■ **OBJECTIVE**:
Do any lines in the data below contain "селенія"? If so, copy every one of them.

Some records:
--- start ---

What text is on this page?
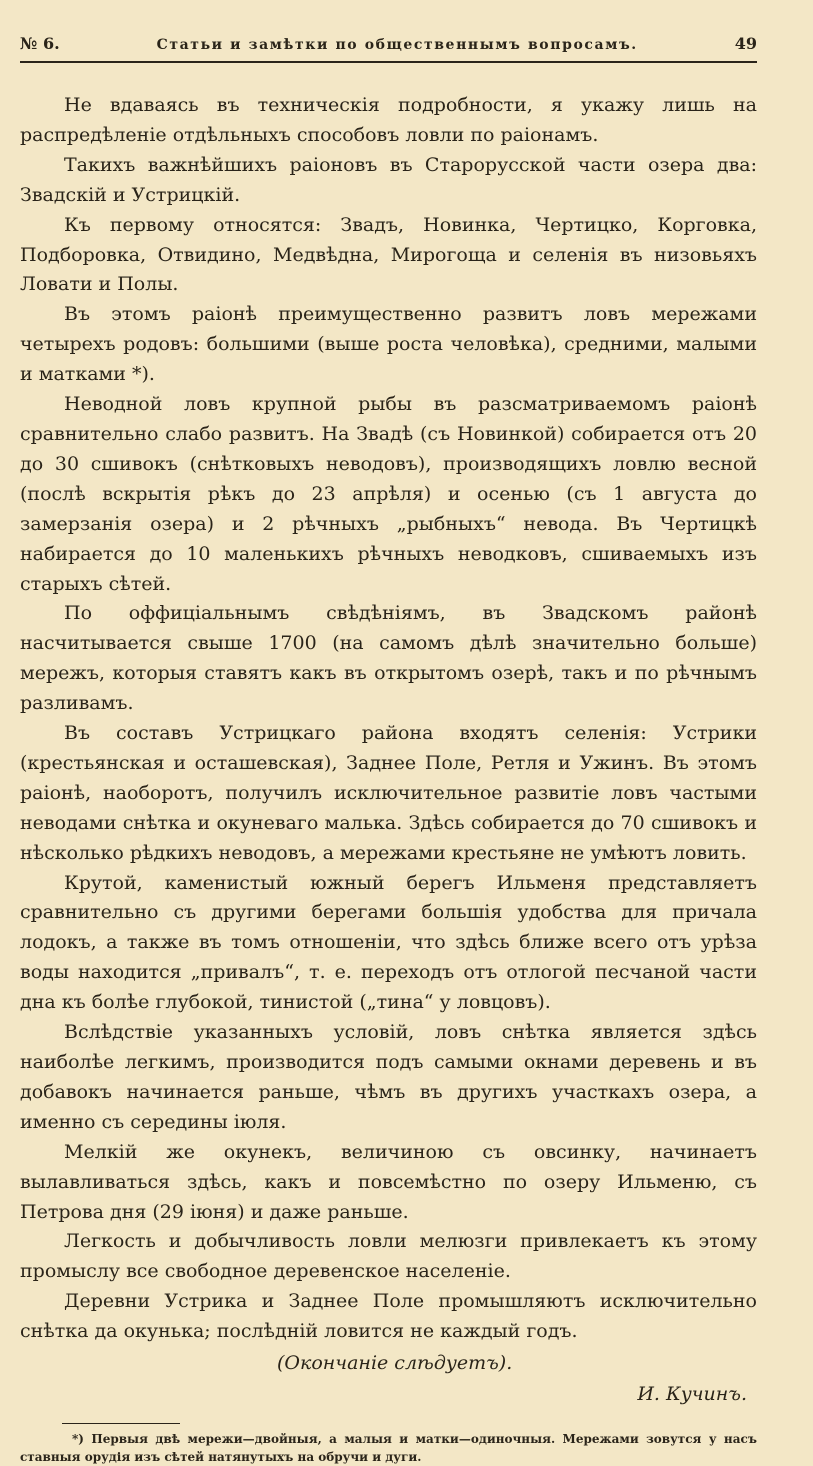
№ 6.	Статьи и замѣтки по общественнымъ вопросамъ.	49

Не вдаваясь въ техническія подробности, я укажу лишь на распредѣленіе отдѣльныхъ способовъ ловли по раіонамъ.

Такихъ важнѣйшихъ раіоновъ въ Старорусской части озера два: Звадскій и Устрицкій.

Къ первому относятся: Звадъ, Новинка, Чертицко, Корговка, Подборовка, Отвидино, Медвѣдна, Мирогоща и селенія въ низовьяхъ Ловати и Полы.

Въ этомъ раіонѣ преимущественно развитъ ловъ мережами четырехъ родовъ: большими (выше роста человѣка), средними, малыми и матками *).

Неводной ловъ крупной рыбы въ разсматриваемомъ раіонѣ сравнительно слабо развитъ. На Звадѣ (съ Новинкой) собирается отъ 20 до 30 сшивокъ (снѣтковыхъ неводовъ), производящихъ ловлю весной (послѣ вскрытія рѣкъ до 23 апрѣля) и осенью (съ 1 августа до замерзанія озера) и 2 рѣчныхъ „рыбныхъ“ невода. Въ Чертицкѣ набирается до 10 маленькихъ рѣчныхъ неводковъ, сшиваемыхъ изъ старыхъ сѣтей.

По оффиціальнымъ свѣдѣніямъ, въ Звадскомъ районѣ насчитывается свыше 1700 (на самомъ дѣлѣ значительно больше) мережъ, которыя ставятъ какъ въ открытомъ озерѣ, такъ и по рѣчнымъ разливамъ.

Въ составъ Устрицкаго района входятъ селенія: Устрики (крестьянская и осташевская), Заднее Поле, Ретля и Ужинъ. Въ этомъ раіонѣ, наоборотъ, получилъ исключительное развитіе ловъ частыми неводами снѣтка и окуневаго малька. Здѣсь собирается до 70 сшивокъ и нѣсколько рѣдкихъ неводовъ, а мережами крестьяне не умѣютъ ловить.

Крутой, каменистый южный берегъ Ильменя представляетъ сравнительно съ другими берегами большія удобства для причала лодокъ, а также въ томъ отношеніи, что здѣсь ближе всего отъ урѣза воды находится „привалъ“, т. е. переходъ отъ отлогой песчаной части дна къ болѣе глубокой, тинистой („тина“ у ловцовъ).

Вслѣдствіе указанныхъ условій, ловъ снѣтка является здѣсь наиболѣе легкимъ, производится подъ самыми окнами деревень и въ добавокъ начинается раньше, чѣмъ въ другихъ участкахъ озера, а именно съ середины іюля.

Мелкій же окунекъ, величиною съ овсинку, начинаетъ вылавливаться здѣсь, какъ и повсемѣстно по озеру Ильменю, съ Петрова дня (29 іюня) и даже раньше.

Легкость и добычливость ловли мелюзги привлекаетъ къ этому промыслу все свободное деревенское населеніе.

Деревни Устрика и Заднее Поле промышляютъ исключительно снѣтка да окунька; послѣдній ловится не каждый годъ.

(Окончаніе слѣдуетъ).
И. Кучинъ.
*) Первыя двѣ мережи—двойныя, а малыя и матки—одиночныя. Мережами зовутся у насъ ставныя орудія изъ сѣтей натянутыхъ на обручи и дуги.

--- end ---

■ **WRITTEN REPLY**:
Къ первому относятся: Звадъ, Новинка, Чертицко, Корговка, Подборовка, Отвидино, Медвѣдна, Мирогоща и селенія въ низовьяхъ Ловати и Полы.
Въ составъ Устрицкаго района входятъ селенія: Устрики (крестьянская и осташевская), Заднее Поле, Ретля и Ужинъ. Въ этомъ раіонѣ, наоборотъ, получилъ исключительное развитіе ловъ частыми неводами снѣтка и окуневаго малька. Здѣсь собирается до 70 сшивокъ и нѣсколько рѣдкихъ неводовъ, а мережами крестьяне не умѣютъ ловить.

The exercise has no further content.